WHAT TO PRODUCE —
Make an exact copy of all the entries below, with the pictures left out.

RECORDS —
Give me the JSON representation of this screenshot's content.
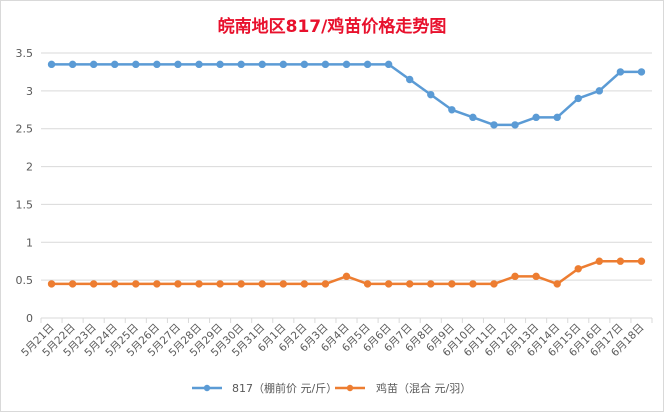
{
  "chart_data": {
    "type": "line",
    "title": "皖南地区817/鸡苗价格走势图",
    "xlabel": "",
    "ylabel": "",
    "ylim": [
      0,
      3.5
    ],
    "yticks": [
      "0",
      "0.5",
      "1",
      "1.5",
      "2",
      "2.5",
      "3",
      "3.5"
    ],
    "grid": true,
    "legend_position": "bottom",
    "categories": [
      "5月21日",
      "5月22日",
      "5月23日",
      "5月24日",
      "5月25日",
      "5月26日",
      "5月27日",
      "5月28日",
      "5月29日",
      "5月30日",
      "5月31日",
      "6月1日",
      "6月2日",
      "6月3日",
      "6月4日",
      "6月5日",
      "6月6日",
      "6月7日",
      "6月8日",
      "6月9日",
      "6月10日",
      "6月11日",
      "6月12日",
      "6月13日",
      "6月14日",
      "6月15日",
      "6月16日",
      "6月17日",
      "6月18日"
    ],
    "series": [
      {
        "name": "817（棚前价 元/斤）",
        "color": "#5b9bd5",
        "values": [
          3.35,
          3.35,
          3.35,
          3.35,
          3.35,
          3.35,
          3.35,
          3.35,
          3.35,
          3.35,
          3.35,
          3.35,
          3.35,
          3.35,
          3.35,
          3.35,
          3.35,
          3.15,
          2.95,
          2.75,
          2.65,
          2.55,
          2.55,
          2.65,
          2.65,
          2.9,
          3.0,
          3.25,
          3.25
        ]
      },
      {
        "name": "鸡苗（混合 元/羽）",
        "color": "#ed7d31",
        "values": [
          0.45,
          0.45,
          0.45,
          0.45,
          0.45,
          0.45,
          0.45,
          0.45,
          0.45,
          0.45,
          0.45,
          0.45,
          0.45,
          0.45,
          0.55,
          0.45,
          0.45,
          0.45,
          0.45,
          0.45,
          0.45,
          0.45,
          0.55,
          0.55,
          0.45,
          0.65,
          0.75,
          0.75,
          0.75
        ]
      }
    ]
  }
}
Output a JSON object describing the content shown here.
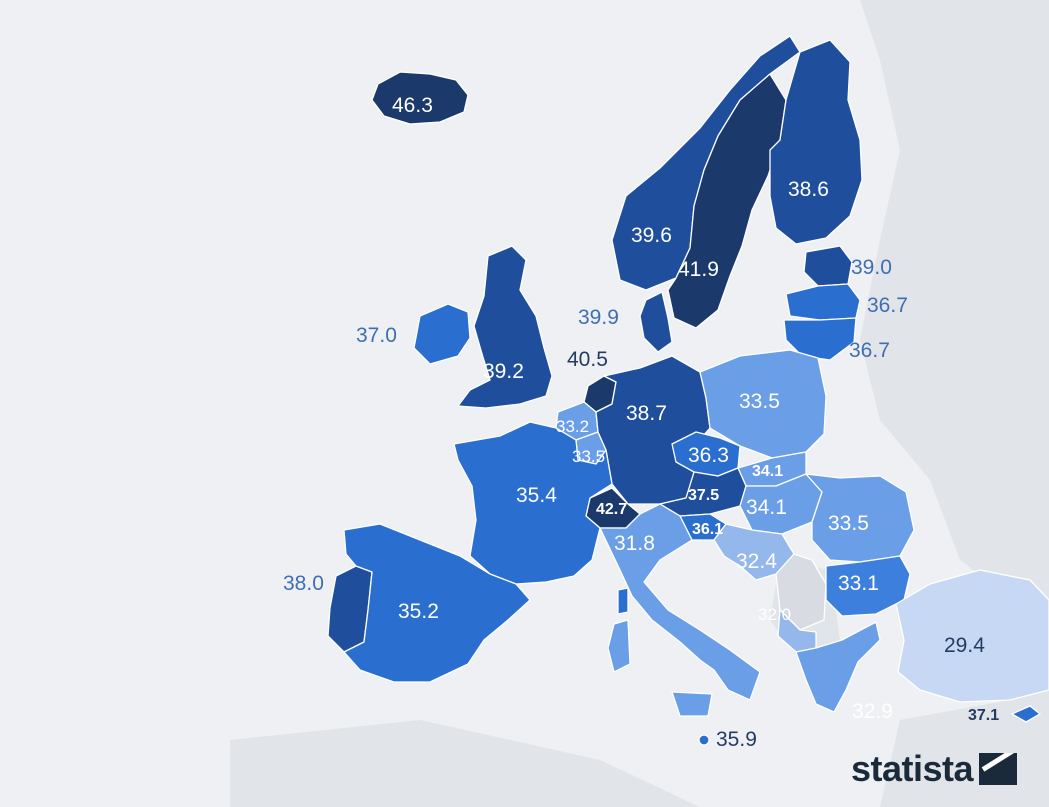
{
  "legend_unit": "",
  "colors": {
    "darkest": "#1b3a6b",
    "dark": "#1f4f9c",
    "mid": "#2a6fd0",
    "mid_light": "#3d7fdc",
    "light": "#6a9ee6",
    "lighter": "#94b8ec",
    "lightest": "#c7d8f4",
    "non_data": "#d8dce2"
  },
  "regions": [
    {
      "id": "iceland",
      "name": "Iceland",
      "value": "46.3"
    },
    {
      "id": "norway",
      "name": "Norway",
      "value": "39.6"
    },
    {
      "id": "sweden",
      "name": "Sweden",
      "value": "41.9"
    },
    {
      "id": "finland",
      "name": "Finland",
      "value": "38.6"
    },
    {
      "id": "estonia",
      "name": "Estonia",
      "value": "39.0"
    },
    {
      "id": "latvia",
      "name": "Latvia",
      "value": "36.7"
    },
    {
      "id": "lithuania",
      "name": "Lithuania",
      "value": "36.7"
    },
    {
      "id": "denmark",
      "name": "Denmark",
      "value": "39.9"
    },
    {
      "id": "ireland",
      "name": "Ireland",
      "value": "37.0"
    },
    {
      "id": "uk",
      "name": "United Kingdom",
      "value": "39.2"
    },
    {
      "id": "netherlands",
      "name": "Netherlands",
      "value": "40.5"
    },
    {
      "id": "belgium",
      "name": "Belgium",
      "value": "33.2"
    },
    {
      "id": "luxembourg",
      "name": "Luxembourg",
      "value": "33.5"
    },
    {
      "id": "germany",
      "name": "Germany",
      "value": "38.7"
    },
    {
      "id": "poland",
      "name": "Poland",
      "value": "33.5"
    },
    {
      "id": "czechia",
      "name": "Czechia",
      "value": "36.3"
    },
    {
      "id": "slovakia",
      "name": "Slovakia",
      "value": "34.1"
    },
    {
      "id": "austria",
      "name": "Austria",
      "value": "37.5"
    },
    {
      "id": "switzerland",
      "name": "Switzerland",
      "value": "42.7"
    },
    {
      "id": "hungary",
      "name": "Hungary",
      "value": "34.1"
    },
    {
      "id": "slovenia",
      "name": "Slovenia",
      "value": "36.1"
    },
    {
      "id": "croatia",
      "name": "Croatia",
      "value": "32.4"
    },
    {
      "id": "romania",
      "name": "Romania",
      "value": "33.5"
    },
    {
      "id": "bulgaria",
      "name": "Bulgaria",
      "value": "33.1"
    },
    {
      "id": "north_macedonia",
      "name": "North Macedonia",
      "value": "32.0"
    },
    {
      "id": "france",
      "name": "France",
      "value": "35.4"
    },
    {
      "id": "portugal",
      "name": "Portugal",
      "value": "38.0"
    },
    {
      "id": "spain",
      "name": "Spain",
      "value": "35.2"
    },
    {
      "id": "italy",
      "name": "Italy",
      "value": "31.8"
    },
    {
      "id": "malta",
      "name": "Malta",
      "value": "35.9"
    },
    {
      "id": "greece",
      "name": "Greece",
      "value": "32.9"
    },
    {
      "id": "turkey",
      "name": "Turkey",
      "value": "29.4"
    },
    {
      "id": "cyprus",
      "name": "Cyprus",
      "value": "37.1"
    }
  ],
  "logo": {
    "text": "statista",
    "icon": "statista-logo-icon"
  }
}
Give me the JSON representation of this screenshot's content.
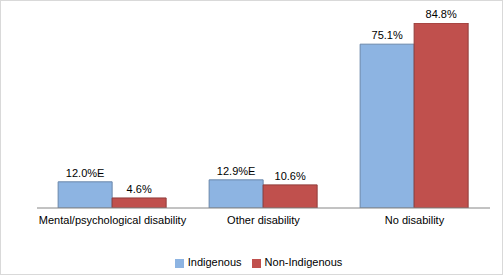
{
  "chart_data": {
    "type": "bar",
    "categories": [
      "Mental/psychological disability",
      "Other disability",
      "No disability"
    ],
    "series": [
      {
        "name": "Indigenous",
        "color": "#8db4e2",
        "values": [
          12.0,
          12.9,
          75.1
        ],
        "value_labels": [
          "12.0%E",
          "12.9%E",
          "75.1%"
        ]
      },
      {
        "name": "Non-Indigenous",
        "color": "#c0504d",
        "values": [
          4.6,
          10.6,
          84.8
        ],
        "value_labels": [
          "4.6%",
          "10.6%",
          "84.8%"
        ]
      }
    ],
    "data_labels": true,
    "legend": "bottom",
    "grid": false,
    "tick_labels": "x"
  }
}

OUTPUT —
Give me the JSON representation of this screenshot's content.
{
  "chart_data": {
    "type": "line",
    "title": "皖南地区817/鸡苗价格走势图",
    "xlabel": "",
    "ylabel": "",
    "ylim": [
      0,
      3.5
    ],
    "yticks": [
      "0",
      "0.5",
      "1",
      "1.5",
      "2",
      "2.5",
      "3",
      "3.5"
    ],
    "grid": true,
    "legend_position": "bottom",
    "categories": [
      "5月21日",
      "5月22日",
      "5月23日",
      "5月24日",
      "5月25日",
      "5月26日",
      "5月27日",
      "5月28日",
      "5月29日",
      "5月30日",
      "5月31日",
      "6月1日",
      "6月2日",
      "6月3日",
      "6月4日",
      "6月5日",
      "6月6日",
      "6月7日",
      "6月8日",
      "6月9日",
      "6月10日",
      "6月11日",
      "6月12日",
      "6月13日",
      "6月14日",
      "6月15日",
      "6月16日",
      "6月17日",
      "6月18日"
    ],
    "series": [
      {
        "name": "817（棚前价 元/斤）",
        "color": "#5b9bd5",
        "values": [
          3.35,
          3.35,
          3.35,
          3.35,
          3.35,
          3.35,
          3.35,
          3.35,
          3.35,
          3.35,
          3.35,
          3.35,
          3.35,
          3.35,
          3.35,
          3.35,
          3.35,
          3.15,
          2.95,
          2.75,
          2.65,
          2.55,
          2.55,
          2.65,
          2.65,
          2.9,
          3.0,
          3.25,
          3.25
        ]
      },
      {
        "name": "鸡苗（混合 元/羽）",
        "color": "#ed7d31",
        "values": [
          0.45,
          0.45,
          0.45,
          0.45,
          0.45,
          0.45,
          0.45,
          0.45,
          0.45,
          0.45,
          0.45,
          0.45,
          0.45,
          0.45,
          0.55,
          0.45,
          0.45,
          0.45,
          0.45,
          0.45,
          0.45,
          0.45,
          0.55,
          0.55,
          0.45,
          0.65,
          0.75,
          0.75,
          0.75
        ]
      }
    ]
  }
}
Output a JSON object describing the content shown here.
{
  "legend_unit": "",
  "colors": {
    "darkest": "#1b3a6b",
    "dark": "#1f4f9c",
    "mid": "#2a6fd0",
    "mid_light": "#3d7fdc",
    "light": "#6a9ee6",
    "lighter": "#94b8ec",
    "lightest": "#c7d8f4",
    "non_data": "#d8dce2"
  },
  "regions": [
    {
      "id": "iceland",
      "name": "Iceland",
      "value": "46.3"
    },
    {
      "id": "norway",
      "name": "Norway",
      "value": "39.6"
    },
    {
      "id": "sweden",
      "name": "Sweden",
      "value": "41.9"
    },
    {
      "id": "finland",
      "name": "Finland",
      "value": "38.6"
    },
    {
      "id": "estonia",
      "name": "Estonia",
      "value": "39.0"
    },
    {
      "id": "latvia",
      "name": "Latvia",
      "value": "36.7"
    },
    {
      "id": "lithuania",
      "name": "Lithuania",
      "value": "36.7"
    },
    {
      "id": "denmark",
      "name": "Denmark",
      "value": "39.9"
    },
    {
      "id": "ireland",
      "name": "Ireland",
      "value": "37.0"
    },
    {
      "id": "uk",
      "name": "United Kingdom",
      "value": "39.2"
    },
    {
      "id": "netherlands",
      "name": "Netherlands",
      "value": "40.5"
    },
    {
      "id": "belgium",
      "name": "Belgium",
      "value": "33.2"
    },
    {
      "id": "luxembourg",
      "name": "Luxembourg",
      "value": "33.5"
    },
    {
      "id": "germany",
      "name": "Germany",
      "value": "38.7"
    },
    {
      "id": "poland",
      "name": "Poland",
      "value": "33.5"
    },
    {
      "id": "czechia",
      "name": "Czechia",
      "value": "36.3"
    },
    {
      "id": "slovakia",
      "name": "Slovakia",
      "value": "34.1"
    },
    {
      "id": "austria",
      "name": "Austria",
      "value": "37.5"
    },
    {
      "id": "switzerland",
      "name": "Switzerland",
      "value": "42.7"
    },
    {
      "id": "hungary",
      "name": "Hungary",
      "value": "34.1"
    },
    {
      "id": "slovenia",
      "name": "Slovenia",
      "value": "36.1"
    },
    {
      "id": "croatia",
      "name": "Croatia",
      "value": "32.4"
    },
    {
      "id": "romania",
      "name": "Romania",
      "value": "33.5"
    },
    {
      "id": "bulgaria",
      "name": "Bulgaria",
      "value": "33.1"
    },
    {
      "id": "north_macedonia",
      "name": "North Macedonia",
      "value": "32.0"
    },
    {
      "id": "france",
      "name": "France",
      "value": "35.4"
    },
    {
      "id": "portugal",
      "name": "Portugal",
      "value": "38.0"
    },
    {
      "id": "spain",
      "name": "Spain",
      "value": "35.2"
    },
    {
      "id": "italy",
      "name": "Italy",
      "value": "31.8"
    },
    {
      "id": "malta",
      "name": "Malta",
      "value": "35.9"
    },
    {
      "id": "greece",
      "name": "Greece",
      "value": "32.9"
    },
    {
      "id": "turkey",
      "name": "Turkey",
      "value": "29.4"
    },
    {
      "id": "cyprus",
      "name": "Cyprus",
      "value": "37.1"
    }
  ],
  "logo": {
    "text": "statista",
    "icon": "statista-logo-icon"
  }
}
Give me the JSON representation of this screenshot's content.
{
  "chart_data": {
    "type": "bar",
    "categories": [
      "Mental/psychological disability",
      "Other disability",
      "No disability"
    ],
    "series": [
      {
        "name": "Indigenous",
        "color": "#8db4e2",
        "values": [
          12.0,
          12.9,
          75.1
        ],
        "value_labels": [
          "12.0%E",
          "12.9%E",
          "75.1%"
        ]
      },
      {
        "name": "Non-Indigenous",
        "color": "#c0504d",
        "values": [
          4.6,
          10.6,
          84.8
        ],
        "value_labels": [
          "4.6%",
          "10.6%",
          "84.8%"
        ]
      }
    ],
    "data_labels": true,
    "legend": "bottom",
    "grid": false,
    "tick_labels": "x"
  }
}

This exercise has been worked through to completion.